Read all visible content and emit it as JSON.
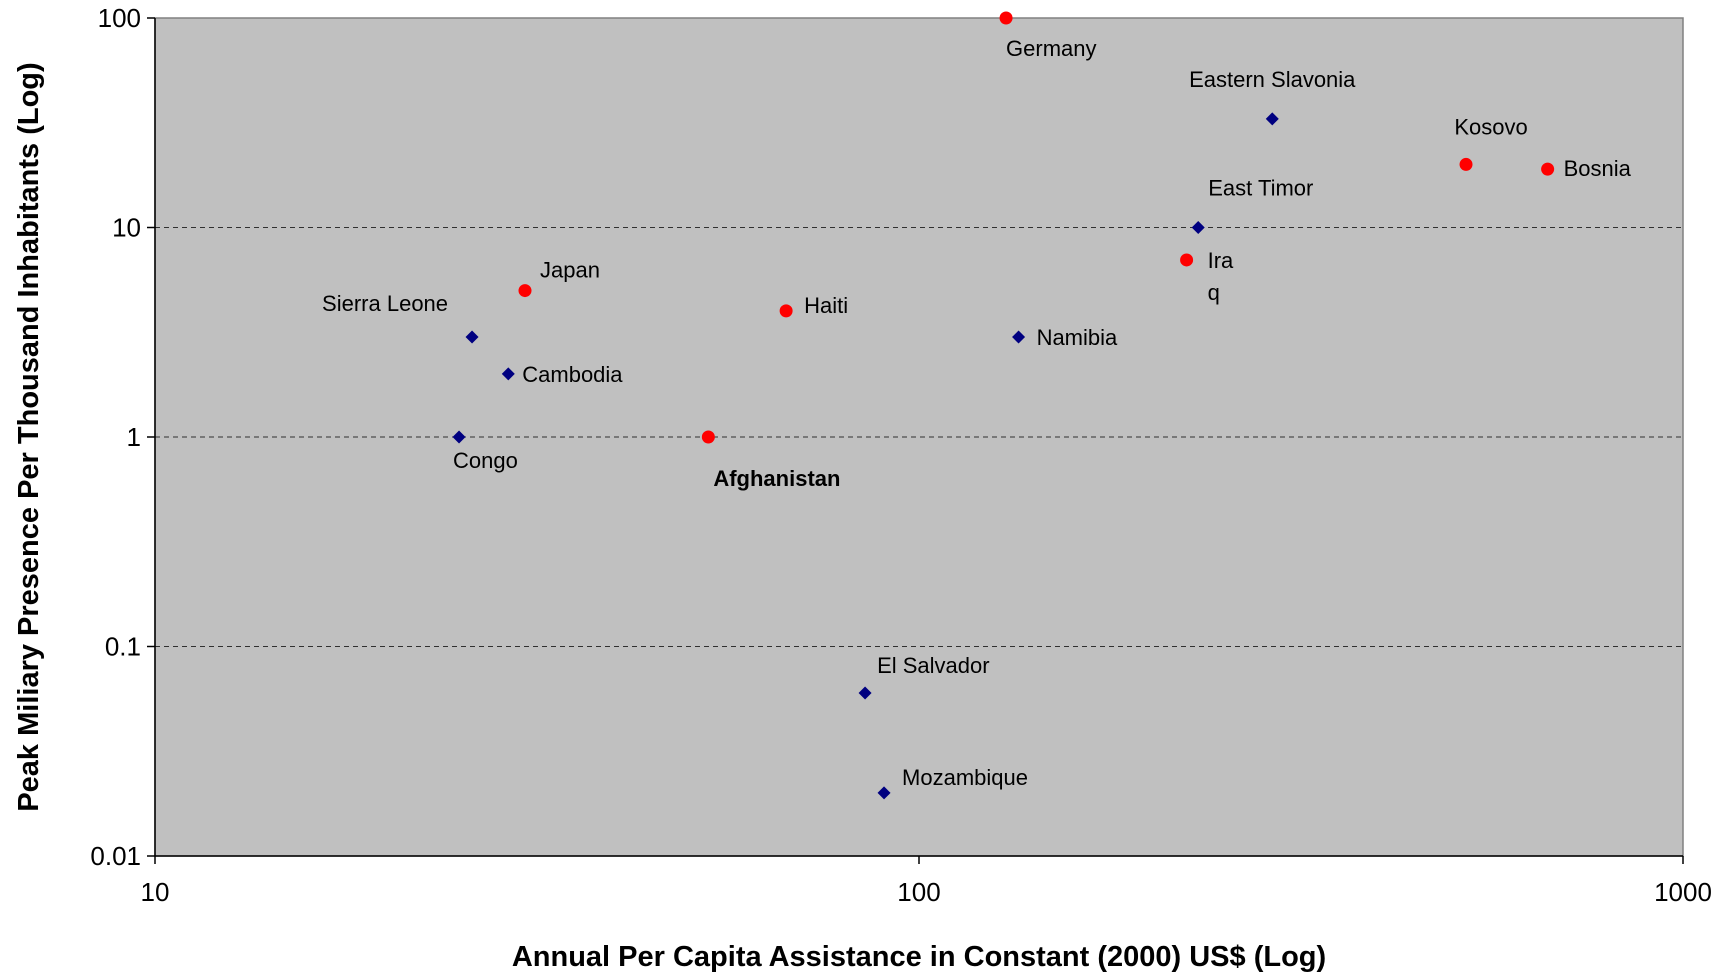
{
  "chart_data": {
    "type": "scatter",
    "title": "",
    "xlabel": "Annual Per Capita Assistance in Constant (2000) US$ (Log)",
    "ylabel": "Peak Miliary Presence Per Thousand Inhabitants (Log)",
    "xscale": "log",
    "yscale": "log",
    "xlim": [
      10,
      1000
    ],
    "ylim": [
      0.01,
      100
    ],
    "x_ticks": [
      "10",
      "100",
      "1000"
    ],
    "y_ticks": [
      "0.01",
      "0.1",
      "1",
      "10",
      "100"
    ],
    "grid": "horizontal dashed",
    "plot_background": "#c0c0c0",
    "colors": {
      "diamond_series": "#000080",
      "circle_series": "#ff0000"
    },
    "series": [
      {
        "marker": "diamond",
        "color": "#000080",
        "points": [
          {
            "label": "Eastern Slavonia",
            "x": 290,
            "y": 33
          },
          {
            "label": "East Timor",
            "x": 232,
            "y": 10
          },
          {
            "label": "Namibia",
            "x": 135,
            "y": 3
          },
          {
            "label": "Sierra Leone",
            "x": 26,
            "y": 3
          },
          {
            "label": "Cambodia",
            "x": 29,
            "y": 2
          },
          {
            "label": "Congo",
            "x": 25,
            "y": 1
          },
          {
            "label": "El Salvador",
            "x": 85,
            "y": 0.06
          },
          {
            "label": "Mozambique",
            "x": 90,
            "y": 0.02
          }
        ]
      },
      {
        "marker": "circle",
        "color": "#ff0000",
        "points": [
          {
            "label": "Germany",
            "x": 130,
            "y": 100
          },
          {
            "label": "Kosovo",
            "x": 520,
            "y": 20
          },
          {
            "label": "Bosnia",
            "x": 665,
            "y": 19
          },
          {
            "label": "Ira\nq",
            "x": 224,
            "y": 7
          },
          {
            "label": "Japan",
            "x": 30.5,
            "y": 5
          },
          {
            "label": "Haiti",
            "x": 67,
            "y": 4
          },
          {
            "label": "Afghanistan",
            "x": 53,
            "y": 1,
            "bold": true
          }
        ]
      }
    ]
  }
}
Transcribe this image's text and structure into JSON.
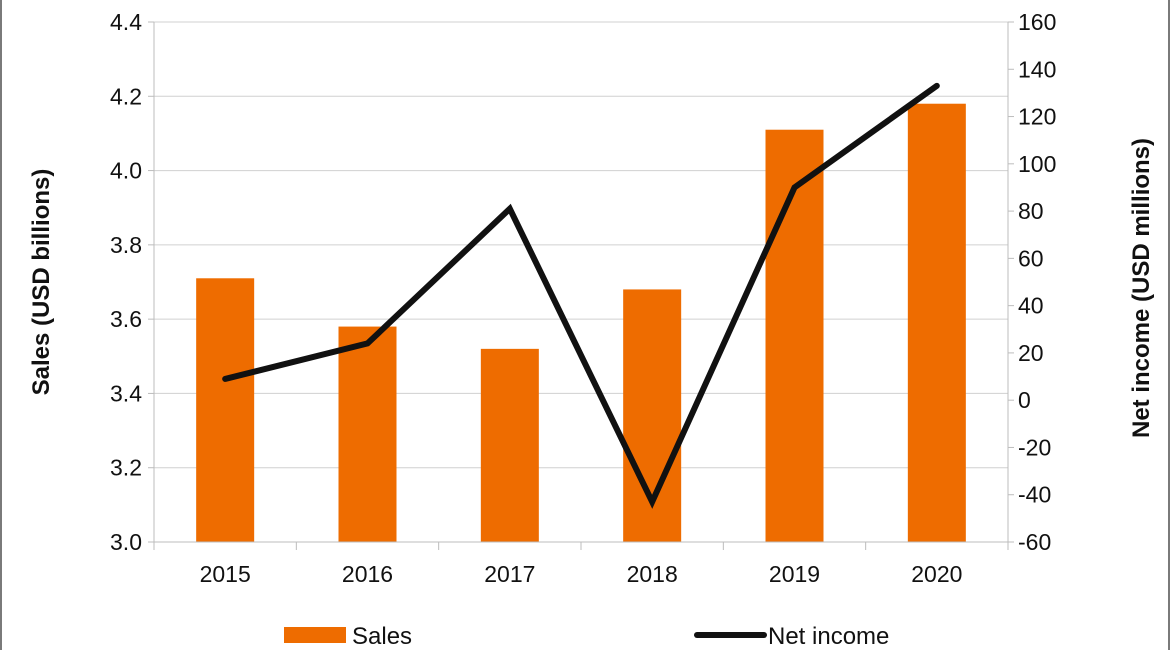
{
  "chart_data": {
    "type": "bar",
    "categories": [
      "2015",
      "2016",
      "2017",
      "2018",
      "2019",
      "2020"
    ],
    "series": [
      {
        "name": "Sales",
        "type": "bar",
        "axis": "left",
        "values": [
          3.71,
          3.58,
          3.52,
          3.68,
          4.11,
          4.18
        ],
        "color": "#ee6c00"
      },
      {
        "name": "Net income",
        "type": "line",
        "axis": "right",
        "values": [
          9,
          24,
          81,
          -43,
          90,
          133
        ],
        "color": "#111111"
      }
    ],
    "ylabel": "Sales (USD billions)",
    "y2label": "Net income (USD millions)",
    "ylim": [
      3.0,
      4.4
    ],
    "y2lim": [
      -60,
      160
    ],
    "yticks": [
      "3.0",
      "3.2",
      "3.4",
      "3.6",
      "3.8",
      "4.0",
      "4.2",
      "4.4"
    ],
    "y2ticks": [
      "-60",
      "-40",
      "-20",
      "0",
      "20",
      "40",
      "60",
      "80",
      "100",
      "120",
      "140",
      "160"
    ],
    "grid": true,
    "legend_position": "bottom"
  }
}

*What you should do*: Write out the material above again, word for word, minus its pictures.

*Written solution*:
Read all visible content and emit it as JSON.
{
  "chart_data": {
    "type": "scatter",
    "title": "",
    "xlabel": "Annual Per Capita Assistance in Constant (2000) US$ (Log)",
    "ylabel": "Peak Miliary Presence Per Thousand Inhabitants (Log)",
    "xscale": "log",
    "yscale": "log",
    "xlim": [
      10,
      1000
    ],
    "ylim": [
      0.01,
      100
    ],
    "x_ticks": [
      "10",
      "100",
      "1000"
    ],
    "y_ticks": [
      "0.01",
      "0.1",
      "1",
      "10",
      "100"
    ],
    "grid": "horizontal dashed",
    "plot_background": "#c0c0c0",
    "colors": {
      "diamond_series": "#000080",
      "circle_series": "#ff0000"
    },
    "series": [
      {
        "marker": "diamond",
        "color": "#000080",
        "points": [
          {
            "label": "Eastern Slavonia",
            "x": 290,
            "y": 33
          },
          {
            "label": "East Timor",
            "x": 232,
            "y": 10
          },
          {
            "label": "Namibia",
            "x": 135,
            "y": 3
          },
          {
            "label": "Sierra Leone",
            "x": 26,
            "y": 3
          },
          {
            "label": "Cambodia",
            "x": 29,
            "y": 2
          },
          {
            "label": "Congo",
            "x": 25,
            "y": 1
          },
          {
            "label": "El Salvador",
            "x": 85,
            "y": 0.06
          },
          {
            "label": "Mozambique",
            "x": 90,
            "y": 0.02
          }
        ]
      },
      {
        "marker": "circle",
        "color": "#ff0000",
        "points": [
          {
            "label": "Germany",
            "x": 130,
            "y": 100
          },
          {
            "label": "Kosovo",
            "x": 520,
            "y": 20
          },
          {
            "label": "Bosnia",
            "x": 665,
            "y": 19
          },
          {
            "label": "Ira\nq",
            "x": 224,
            "y": 7
          },
          {
            "label": "Japan",
            "x": 30.5,
            "y": 5
          },
          {
            "label": "Haiti",
            "x": 67,
            "y": 4
          },
          {
            "label": "Afghanistan",
            "x": 53,
            "y": 1,
            "bold": true
          }
        ]
      }
    ]
  }
}
Transcribe this image's text and structure into JSON.
{
  "chart_data": {
    "type": "bar",
    "categories": [
      "2015",
      "2016",
      "2017",
      "2018",
      "2019",
      "2020"
    ],
    "series": [
      {
        "name": "Sales",
        "type": "bar",
        "axis": "left",
        "values": [
          3.71,
          3.58,
          3.52,
          3.68,
          4.11,
          4.18
        ],
        "color": "#ee6c00"
      },
      {
        "name": "Net income",
        "type": "line",
        "axis": "right",
        "values": [
          9,
          24,
          81,
          -43,
          90,
          133
        ],
        "color": "#111111"
      }
    ],
    "ylabel": "Sales (USD billions)",
    "y2label": "Net income (USD millions)",
    "ylim": [
      3.0,
      4.4
    ],
    "y2lim": [
      -60,
      160
    ],
    "yticks": [
      "3.0",
      "3.2",
      "3.4",
      "3.6",
      "3.8",
      "4.0",
      "4.2",
      "4.4"
    ],
    "y2ticks": [
      "-60",
      "-40",
      "-20",
      "0",
      "20",
      "40",
      "60",
      "80",
      "100",
      "120",
      "140",
      "160"
    ],
    "grid": true,
    "legend_position": "bottom"
  }
}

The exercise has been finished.